-- START Provided records --

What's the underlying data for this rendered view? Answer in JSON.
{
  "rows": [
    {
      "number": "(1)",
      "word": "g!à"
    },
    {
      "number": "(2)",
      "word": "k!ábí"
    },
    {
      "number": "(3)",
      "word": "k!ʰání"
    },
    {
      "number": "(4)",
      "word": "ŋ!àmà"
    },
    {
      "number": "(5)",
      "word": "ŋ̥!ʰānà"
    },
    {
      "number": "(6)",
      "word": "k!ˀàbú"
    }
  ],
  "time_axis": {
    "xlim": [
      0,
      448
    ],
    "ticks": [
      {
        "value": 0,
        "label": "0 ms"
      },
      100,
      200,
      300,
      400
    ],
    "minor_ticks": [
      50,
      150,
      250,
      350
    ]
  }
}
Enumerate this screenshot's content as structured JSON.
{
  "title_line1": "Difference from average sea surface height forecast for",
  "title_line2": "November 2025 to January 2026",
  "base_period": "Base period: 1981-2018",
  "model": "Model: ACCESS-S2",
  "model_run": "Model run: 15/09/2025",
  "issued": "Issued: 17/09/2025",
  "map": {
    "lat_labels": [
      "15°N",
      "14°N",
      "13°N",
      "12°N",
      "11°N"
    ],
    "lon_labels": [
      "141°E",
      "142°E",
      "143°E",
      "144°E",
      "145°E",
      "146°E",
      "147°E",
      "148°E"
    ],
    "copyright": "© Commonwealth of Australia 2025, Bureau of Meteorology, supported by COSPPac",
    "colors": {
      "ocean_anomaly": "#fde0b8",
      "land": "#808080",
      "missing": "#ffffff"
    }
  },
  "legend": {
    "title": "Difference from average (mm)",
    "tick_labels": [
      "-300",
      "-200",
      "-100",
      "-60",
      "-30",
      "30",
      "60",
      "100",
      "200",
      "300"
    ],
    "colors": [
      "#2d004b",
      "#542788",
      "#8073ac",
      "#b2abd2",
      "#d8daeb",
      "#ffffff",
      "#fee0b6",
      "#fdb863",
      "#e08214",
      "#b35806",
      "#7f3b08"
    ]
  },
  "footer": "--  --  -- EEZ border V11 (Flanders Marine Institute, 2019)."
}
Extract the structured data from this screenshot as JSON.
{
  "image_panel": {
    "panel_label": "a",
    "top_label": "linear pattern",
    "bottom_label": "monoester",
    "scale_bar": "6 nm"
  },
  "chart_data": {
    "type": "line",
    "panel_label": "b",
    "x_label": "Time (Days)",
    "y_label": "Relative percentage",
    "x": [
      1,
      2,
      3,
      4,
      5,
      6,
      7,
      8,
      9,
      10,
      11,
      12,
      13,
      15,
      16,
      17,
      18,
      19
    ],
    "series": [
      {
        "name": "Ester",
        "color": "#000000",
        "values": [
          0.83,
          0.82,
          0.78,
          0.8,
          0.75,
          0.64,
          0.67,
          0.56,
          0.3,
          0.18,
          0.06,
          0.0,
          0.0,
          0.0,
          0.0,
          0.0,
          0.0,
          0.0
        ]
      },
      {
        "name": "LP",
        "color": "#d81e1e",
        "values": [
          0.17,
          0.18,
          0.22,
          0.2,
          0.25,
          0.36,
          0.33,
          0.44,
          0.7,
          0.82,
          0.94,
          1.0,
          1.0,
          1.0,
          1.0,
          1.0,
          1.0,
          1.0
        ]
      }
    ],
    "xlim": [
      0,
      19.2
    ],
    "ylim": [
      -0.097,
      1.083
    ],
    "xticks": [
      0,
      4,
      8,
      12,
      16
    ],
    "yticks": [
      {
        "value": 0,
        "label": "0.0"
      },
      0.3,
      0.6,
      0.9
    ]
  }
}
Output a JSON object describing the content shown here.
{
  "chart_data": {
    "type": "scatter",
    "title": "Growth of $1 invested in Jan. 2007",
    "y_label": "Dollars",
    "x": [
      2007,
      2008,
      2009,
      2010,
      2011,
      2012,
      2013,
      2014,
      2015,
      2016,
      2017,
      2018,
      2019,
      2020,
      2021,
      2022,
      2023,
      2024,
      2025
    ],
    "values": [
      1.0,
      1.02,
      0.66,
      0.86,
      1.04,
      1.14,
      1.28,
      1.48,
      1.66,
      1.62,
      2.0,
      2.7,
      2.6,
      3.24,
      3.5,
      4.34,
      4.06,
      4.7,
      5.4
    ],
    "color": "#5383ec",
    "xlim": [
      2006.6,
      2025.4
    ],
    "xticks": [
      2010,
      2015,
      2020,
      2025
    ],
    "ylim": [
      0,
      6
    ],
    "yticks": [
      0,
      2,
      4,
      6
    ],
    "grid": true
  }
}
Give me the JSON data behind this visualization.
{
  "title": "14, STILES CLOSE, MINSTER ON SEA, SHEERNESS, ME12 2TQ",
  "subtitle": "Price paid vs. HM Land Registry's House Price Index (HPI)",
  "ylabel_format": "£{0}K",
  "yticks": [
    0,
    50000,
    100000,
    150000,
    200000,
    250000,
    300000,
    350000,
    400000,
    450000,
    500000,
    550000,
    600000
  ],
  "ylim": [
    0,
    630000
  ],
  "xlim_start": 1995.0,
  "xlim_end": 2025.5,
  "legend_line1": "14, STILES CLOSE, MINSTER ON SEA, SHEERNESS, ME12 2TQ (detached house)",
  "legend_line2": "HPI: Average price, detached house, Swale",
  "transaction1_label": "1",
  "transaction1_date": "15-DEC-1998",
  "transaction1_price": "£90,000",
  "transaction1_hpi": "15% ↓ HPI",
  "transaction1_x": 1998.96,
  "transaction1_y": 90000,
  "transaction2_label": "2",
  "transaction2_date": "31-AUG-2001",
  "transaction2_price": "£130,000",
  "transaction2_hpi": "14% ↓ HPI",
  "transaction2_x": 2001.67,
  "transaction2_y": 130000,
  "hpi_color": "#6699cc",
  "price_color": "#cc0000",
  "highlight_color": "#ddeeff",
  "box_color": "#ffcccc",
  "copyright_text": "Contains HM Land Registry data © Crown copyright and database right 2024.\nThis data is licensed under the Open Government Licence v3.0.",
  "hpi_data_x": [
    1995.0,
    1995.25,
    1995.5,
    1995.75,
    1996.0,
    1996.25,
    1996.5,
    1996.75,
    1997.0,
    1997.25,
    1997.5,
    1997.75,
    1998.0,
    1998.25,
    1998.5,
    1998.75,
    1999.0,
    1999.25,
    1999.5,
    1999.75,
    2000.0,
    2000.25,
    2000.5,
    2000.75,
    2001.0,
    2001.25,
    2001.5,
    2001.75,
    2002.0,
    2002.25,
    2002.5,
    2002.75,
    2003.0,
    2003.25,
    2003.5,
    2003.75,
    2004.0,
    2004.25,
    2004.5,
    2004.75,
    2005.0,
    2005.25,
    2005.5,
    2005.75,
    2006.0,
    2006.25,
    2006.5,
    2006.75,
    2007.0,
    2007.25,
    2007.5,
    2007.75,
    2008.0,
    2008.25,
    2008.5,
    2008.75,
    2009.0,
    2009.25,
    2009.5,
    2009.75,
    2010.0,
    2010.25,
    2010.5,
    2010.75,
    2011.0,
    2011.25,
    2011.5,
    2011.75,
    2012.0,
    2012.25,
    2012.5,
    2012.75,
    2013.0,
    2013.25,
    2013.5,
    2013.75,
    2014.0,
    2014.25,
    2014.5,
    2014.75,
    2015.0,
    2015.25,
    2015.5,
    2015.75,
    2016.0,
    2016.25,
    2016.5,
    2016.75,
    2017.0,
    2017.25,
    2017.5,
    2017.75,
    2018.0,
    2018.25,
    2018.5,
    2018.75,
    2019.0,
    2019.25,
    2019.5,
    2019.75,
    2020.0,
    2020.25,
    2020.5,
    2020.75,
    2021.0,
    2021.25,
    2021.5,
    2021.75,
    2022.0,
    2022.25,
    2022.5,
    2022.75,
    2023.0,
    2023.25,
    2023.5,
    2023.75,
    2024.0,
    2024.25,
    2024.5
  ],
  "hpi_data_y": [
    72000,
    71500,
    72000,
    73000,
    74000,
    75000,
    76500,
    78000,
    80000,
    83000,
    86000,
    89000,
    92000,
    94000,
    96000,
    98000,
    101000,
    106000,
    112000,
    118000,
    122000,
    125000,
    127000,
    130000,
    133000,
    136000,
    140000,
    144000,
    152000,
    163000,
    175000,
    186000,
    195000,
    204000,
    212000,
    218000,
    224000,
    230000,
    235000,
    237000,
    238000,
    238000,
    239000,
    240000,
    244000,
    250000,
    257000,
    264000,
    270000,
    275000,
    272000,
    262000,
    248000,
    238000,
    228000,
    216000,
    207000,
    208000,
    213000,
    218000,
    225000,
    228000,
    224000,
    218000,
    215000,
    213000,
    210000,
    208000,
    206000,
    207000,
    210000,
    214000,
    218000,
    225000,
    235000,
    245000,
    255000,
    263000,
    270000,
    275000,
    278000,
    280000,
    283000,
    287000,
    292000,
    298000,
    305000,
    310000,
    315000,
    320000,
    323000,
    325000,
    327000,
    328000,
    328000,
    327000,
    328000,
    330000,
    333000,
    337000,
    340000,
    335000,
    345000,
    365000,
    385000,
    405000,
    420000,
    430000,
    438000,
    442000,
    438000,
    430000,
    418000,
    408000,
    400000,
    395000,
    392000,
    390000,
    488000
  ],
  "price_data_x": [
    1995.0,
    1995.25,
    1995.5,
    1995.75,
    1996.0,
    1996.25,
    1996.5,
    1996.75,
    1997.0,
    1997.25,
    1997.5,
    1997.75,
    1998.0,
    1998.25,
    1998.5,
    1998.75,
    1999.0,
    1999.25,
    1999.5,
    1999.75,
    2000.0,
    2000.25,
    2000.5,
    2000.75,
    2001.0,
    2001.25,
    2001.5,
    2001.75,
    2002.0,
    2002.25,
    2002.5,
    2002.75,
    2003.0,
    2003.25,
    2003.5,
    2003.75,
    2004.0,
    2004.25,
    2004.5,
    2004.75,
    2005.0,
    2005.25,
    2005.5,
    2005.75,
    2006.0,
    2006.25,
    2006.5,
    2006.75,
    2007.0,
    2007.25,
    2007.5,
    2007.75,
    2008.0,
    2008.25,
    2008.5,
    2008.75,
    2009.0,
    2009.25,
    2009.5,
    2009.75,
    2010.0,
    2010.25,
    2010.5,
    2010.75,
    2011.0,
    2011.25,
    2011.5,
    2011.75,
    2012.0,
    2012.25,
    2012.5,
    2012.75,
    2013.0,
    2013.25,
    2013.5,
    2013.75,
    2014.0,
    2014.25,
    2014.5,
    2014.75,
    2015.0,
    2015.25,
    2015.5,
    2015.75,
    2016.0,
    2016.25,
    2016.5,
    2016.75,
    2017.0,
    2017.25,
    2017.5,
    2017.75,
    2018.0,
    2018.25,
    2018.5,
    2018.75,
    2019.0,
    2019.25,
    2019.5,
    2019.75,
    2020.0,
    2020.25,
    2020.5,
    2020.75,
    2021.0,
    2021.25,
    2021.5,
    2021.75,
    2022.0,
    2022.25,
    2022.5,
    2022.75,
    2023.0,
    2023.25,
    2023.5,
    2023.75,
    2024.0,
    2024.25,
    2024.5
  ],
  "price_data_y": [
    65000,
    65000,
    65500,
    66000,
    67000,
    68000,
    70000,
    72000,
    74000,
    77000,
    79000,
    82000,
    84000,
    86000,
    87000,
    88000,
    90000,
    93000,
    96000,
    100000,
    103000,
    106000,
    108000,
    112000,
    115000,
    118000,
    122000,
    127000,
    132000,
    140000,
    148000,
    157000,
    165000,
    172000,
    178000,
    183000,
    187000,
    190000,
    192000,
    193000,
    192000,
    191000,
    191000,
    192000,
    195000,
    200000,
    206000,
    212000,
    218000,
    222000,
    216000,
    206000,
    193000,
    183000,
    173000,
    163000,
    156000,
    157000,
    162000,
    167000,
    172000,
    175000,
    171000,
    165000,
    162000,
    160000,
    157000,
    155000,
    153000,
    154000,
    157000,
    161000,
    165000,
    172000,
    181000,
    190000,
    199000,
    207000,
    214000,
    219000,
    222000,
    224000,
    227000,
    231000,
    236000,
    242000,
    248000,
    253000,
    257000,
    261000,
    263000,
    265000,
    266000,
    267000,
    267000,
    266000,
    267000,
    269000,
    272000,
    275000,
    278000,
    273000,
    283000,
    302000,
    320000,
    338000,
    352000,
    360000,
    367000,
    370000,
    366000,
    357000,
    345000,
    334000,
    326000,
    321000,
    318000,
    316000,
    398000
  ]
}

-- END Provided records --

## Given problem
Locate and copy each line in the data above that includes the word "JSON".

## The solution
What's the underlying data for this rendered view? Answer in JSON.
Enumerate this screenshot's content as structured JSON.
Extract the structured data from this screenshot as JSON.
Output a JSON object describing the content shown here.
Give me the JSON data behind this visualization.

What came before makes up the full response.